**Exercise**
Copy out each line of the material below with no changes.

**Record set**

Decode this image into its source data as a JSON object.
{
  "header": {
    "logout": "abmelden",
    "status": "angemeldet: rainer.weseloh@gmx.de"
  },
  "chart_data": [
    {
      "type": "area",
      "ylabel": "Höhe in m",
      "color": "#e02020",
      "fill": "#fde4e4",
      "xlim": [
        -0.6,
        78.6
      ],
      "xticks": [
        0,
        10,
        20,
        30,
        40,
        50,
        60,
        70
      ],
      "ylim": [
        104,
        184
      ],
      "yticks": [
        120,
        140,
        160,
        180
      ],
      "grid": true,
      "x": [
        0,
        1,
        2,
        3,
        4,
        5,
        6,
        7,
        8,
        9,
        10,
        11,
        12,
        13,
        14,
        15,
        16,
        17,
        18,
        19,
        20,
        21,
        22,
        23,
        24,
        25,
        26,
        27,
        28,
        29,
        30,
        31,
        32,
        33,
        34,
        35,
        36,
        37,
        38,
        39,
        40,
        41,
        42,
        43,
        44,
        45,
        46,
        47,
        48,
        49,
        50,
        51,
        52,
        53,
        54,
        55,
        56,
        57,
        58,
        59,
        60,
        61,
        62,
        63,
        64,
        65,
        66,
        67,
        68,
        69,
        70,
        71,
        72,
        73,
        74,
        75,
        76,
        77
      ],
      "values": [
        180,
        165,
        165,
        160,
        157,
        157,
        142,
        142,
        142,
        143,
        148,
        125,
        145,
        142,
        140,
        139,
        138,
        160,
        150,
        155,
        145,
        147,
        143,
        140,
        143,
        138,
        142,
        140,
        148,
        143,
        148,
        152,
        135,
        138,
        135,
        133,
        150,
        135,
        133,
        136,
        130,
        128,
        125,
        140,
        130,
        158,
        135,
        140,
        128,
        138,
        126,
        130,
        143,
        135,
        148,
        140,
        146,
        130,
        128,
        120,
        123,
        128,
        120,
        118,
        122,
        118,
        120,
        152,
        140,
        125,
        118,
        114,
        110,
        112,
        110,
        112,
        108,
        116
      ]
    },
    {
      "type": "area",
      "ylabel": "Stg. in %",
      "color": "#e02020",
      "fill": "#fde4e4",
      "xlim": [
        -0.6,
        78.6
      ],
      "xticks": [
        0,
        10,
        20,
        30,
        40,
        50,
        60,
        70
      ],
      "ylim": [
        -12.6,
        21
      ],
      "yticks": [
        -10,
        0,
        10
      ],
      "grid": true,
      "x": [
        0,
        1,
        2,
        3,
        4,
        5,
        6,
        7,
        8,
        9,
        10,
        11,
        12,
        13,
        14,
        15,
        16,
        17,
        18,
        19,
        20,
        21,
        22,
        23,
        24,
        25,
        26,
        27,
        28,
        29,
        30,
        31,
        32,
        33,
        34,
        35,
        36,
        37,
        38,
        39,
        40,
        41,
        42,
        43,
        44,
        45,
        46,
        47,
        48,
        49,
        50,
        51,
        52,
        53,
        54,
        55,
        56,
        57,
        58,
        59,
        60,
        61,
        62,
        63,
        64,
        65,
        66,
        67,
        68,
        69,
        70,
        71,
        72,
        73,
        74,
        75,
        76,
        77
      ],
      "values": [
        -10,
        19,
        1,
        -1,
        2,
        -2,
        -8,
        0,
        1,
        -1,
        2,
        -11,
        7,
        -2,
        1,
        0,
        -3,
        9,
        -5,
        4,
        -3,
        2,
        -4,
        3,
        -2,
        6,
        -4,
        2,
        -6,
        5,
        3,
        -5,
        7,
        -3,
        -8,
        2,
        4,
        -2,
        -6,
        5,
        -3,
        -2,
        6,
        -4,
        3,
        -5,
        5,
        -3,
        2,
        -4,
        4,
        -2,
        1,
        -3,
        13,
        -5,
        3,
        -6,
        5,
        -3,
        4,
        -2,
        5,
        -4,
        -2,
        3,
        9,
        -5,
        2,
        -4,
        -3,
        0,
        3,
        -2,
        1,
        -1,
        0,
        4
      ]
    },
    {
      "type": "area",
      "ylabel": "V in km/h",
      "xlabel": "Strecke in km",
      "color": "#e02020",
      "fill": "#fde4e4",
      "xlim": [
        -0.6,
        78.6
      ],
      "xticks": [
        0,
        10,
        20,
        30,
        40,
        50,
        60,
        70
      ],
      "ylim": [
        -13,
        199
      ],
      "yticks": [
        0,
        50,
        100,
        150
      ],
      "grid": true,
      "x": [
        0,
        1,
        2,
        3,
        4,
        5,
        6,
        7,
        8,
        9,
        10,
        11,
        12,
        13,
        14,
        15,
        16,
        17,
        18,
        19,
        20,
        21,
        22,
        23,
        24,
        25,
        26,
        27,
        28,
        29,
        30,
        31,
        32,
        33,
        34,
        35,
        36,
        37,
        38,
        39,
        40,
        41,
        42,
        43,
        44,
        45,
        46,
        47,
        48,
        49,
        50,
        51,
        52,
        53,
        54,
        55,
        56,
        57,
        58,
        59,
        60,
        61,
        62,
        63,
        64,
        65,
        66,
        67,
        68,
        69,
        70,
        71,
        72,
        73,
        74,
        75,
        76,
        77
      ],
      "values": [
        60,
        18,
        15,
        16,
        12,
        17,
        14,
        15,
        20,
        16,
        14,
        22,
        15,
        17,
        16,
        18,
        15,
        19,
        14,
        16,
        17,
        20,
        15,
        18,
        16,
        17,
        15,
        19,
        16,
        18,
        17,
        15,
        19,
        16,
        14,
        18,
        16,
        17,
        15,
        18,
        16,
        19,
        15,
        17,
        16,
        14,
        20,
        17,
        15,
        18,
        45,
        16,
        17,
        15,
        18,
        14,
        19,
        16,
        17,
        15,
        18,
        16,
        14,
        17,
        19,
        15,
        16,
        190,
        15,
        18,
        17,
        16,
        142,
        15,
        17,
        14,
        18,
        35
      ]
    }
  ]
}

**Full response**
Decode this image into its source data as a JSON object.
{
  "header": {
    "logout": "abmelden",
    "status": "angemeldet: rainer.weseloh@gmx.de"
  },
  "chart_data": [
    {
      "type": "area",
      "ylabel": "Höhe in m",
      "color": "#e02020",
      "fill": "#fde4e4",
      "xlim": [
        -0.6,
        78.6
      ],
      "xticks": [
        0,
        10,
        20,
        30,
        40,
        50,
        60,
        70
      ],
      "ylim": [
        104,
        184
      ],
      "yticks": [
        120,
        140,
        160,
        180
      ],
      "grid": true,
      "x": [
        0,
        1,
        2,
        3,
        4,
        5,
        6,
        7,
        8,
        9,
        10,
        11,
        12,
        13,
        14,
        15,
        16,
        17,
        18,
        19,
        20,
        21,
        22,
        23,
        24,
        25,
        26,
        27,
        28,
        29,
        30,
        31,
        32,
        33,
        34,
        35,
        36,
        37,
        38,
        39,
        40,
        41,
        42,
        43,
        44,
        45,
        46,
        47,
        48,
        49,
        50,
        51,
        52,
        53,
        54,
        55,
        56,
        57,
        58,
        59,
        60,
        61,
        62,
        63,
        64,
        65,
        66,
        67,
        68,
        69,
        70,
        71,
        72,
        73,
        74,
        75,
        76,
        77
      ],
      "values": [
        180,
        165,
        165,
        160,
        157,
        157,
        142,
        142,
        142,
        143,
        148,
        125,
        145,
        142,
        140,
        139,
        138,
        160,
        150,
        155,
        145,
        147,
        143,
        140,
        143,
        138,
        142,
        140,
        148,
        143,
        148,
        152,
        135,
        138,
        135,
        133,
        150,
        135,
        133,
        136,
        130,
        128,
        125,
        140,
        130,
        158,
        135,
        140,
        128,
        138,
        126,
        130,
        143,
        135,
        148,
        140,
        146,
        130,
        128,
        120,
        123,
        128,
        120,
        118,
        122,
        118,
        120,
        152,
        140,
        125,
        118,
        114,
        110,
        112,
        110,
        112,
        108,
        116
      ]
    },
    {
      "type": "area",
      "ylabel": "Stg. in %",
      "color": "#e02020",
      "fill": "#fde4e4",
      "xlim": [
        -0.6,
        78.6
      ],
      "xticks": [
        0,
        10,
        20,
        30,
        40,
        50,
        60,
        70
      ],
      "ylim": [
        -12.6,
        21
      ],
      "yticks": [
        -10,
        0,
        10
      ],
      "grid": true,
      "x": [
        0,
        1,
        2,
        3,
        4,
        5,
        6,
        7,
        8,
        9,
        10,
        11,
        12,
        13,
        14,
        15,
        16,
        17,
        18,
        19,
        20,
        21,
        22,
        23,
        24,
        25,
        26,
        27,
        28,
        29,
        30,
        31,
        32,
        33,
        34,
        35,
        36,
        37,
        38,
        39,
        40,
        41,
        42,
        43,
        44,
        45,
        46,
        47,
        48,
        49,
        50,
        51,
        52,
        53,
        54,
        55,
        56,
        57,
        58,
        59,
        60,
        61,
        62,
        63,
        64,
        65,
        66,
        67,
        68,
        69,
        70,
        71,
        72,
        73,
        74,
        75,
        76,
        77
      ],
      "values": [
        -10,
        19,
        1,
        -1,
        2,
        -2,
        -8,
        0,
        1,
        -1,
        2,
        -11,
        7,
        -2,
        1,
        0,
        -3,
        9,
        -5,
        4,
        -3,
        2,
        -4,
        3,
        -2,
        6,
        -4,
        2,
        -6,
        5,
        3,
        -5,
        7,
        -3,
        -8,
        2,
        4,
        -2,
        -6,
        5,
        -3,
        -2,
        6,
        -4,
        3,
        -5,
        5,
        -3,
        2,
        -4,
        4,
        -2,
        1,
        -3,
        13,
        -5,
        3,
        -6,
        5,
        -3,
        4,
        -2,
        5,
        -4,
        -2,
        3,
        9,
        -5,
        2,
        -4,
        -3,
        0,
        3,
        -2,
        1,
        -1,
        0,
        4
      ]
    },
    {
      "type": "area",
      "ylabel": "V in km/h",
      "xlabel": "Strecke in km",
      "color": "#e02020",
      "fill": "#fde4e4",
      "xlim": [
        -0.6,
        78.6
      ],
      "xticks": [
        0,
        10,
        20,
        30,
        40,
        50,
        60,
        70
      ],
      "ylim": [
        -13,
        199
      ],
      "yticks": [
        0,
        50,
        100,
        150
      ],
      "grid": true,
      "x": [
        0,
        1,
        2,
        3,
        4,
        5,
        6,
        7,
        8,
        9,
        10,
        11,
        12,
        13,
        14,
        15,
        16,
        17,
        18,
        19,
        20,
        21,
        22,
        23,
        24,
        25,
        26,
        27,
        28,
        29,
        30,
        31,
        32,
        33,
        34,
        35,
        36,
        37,
        38,
        39,
        40,
        41,
        42,
        43,
        44,
        45,
        46,
        47,
        48,
        49,
        50,
        51,
        52,
        53,
        54,
        55,
        56,
        57,
        58,
        59,
        60,
        61,
        62,
        63,
        64,
        65,
        66,
        67,
        68,
        69,
        70,
        71,
        72,
        73,
        74,
        75,
        76,
        77
      ],
      "values": [
        60,
        18,
        15,
        16,
        12,
        17,
        14,
        15,
        20,
        16,
        14,
        22,
        15,
        17,
        16,
        18,
        15,
        19,
        14,
        16,
        17,
        20,
        15,
        18,
        16,
        17,
        15,
        19,
        16,
        18,
        17,
        15,
        19,
        16,
        14,
        18,
        16,
        17,
        15,
        18,
        16,
        19,
        15,
        17,
        16,
        14,
        20,
        17,
        15,
        18,
        45,
        16,
        17,
        15,
        18,
        14,
        19,
        16,
        17,
        15,
        18,
        16,
        14,
        17,
        19,
        15,
        16,
        190,
        15,
        18,
        17,
        16,
        142,
        15,
        17,
        14,
        18,
        35
      ]
    }
  ]
}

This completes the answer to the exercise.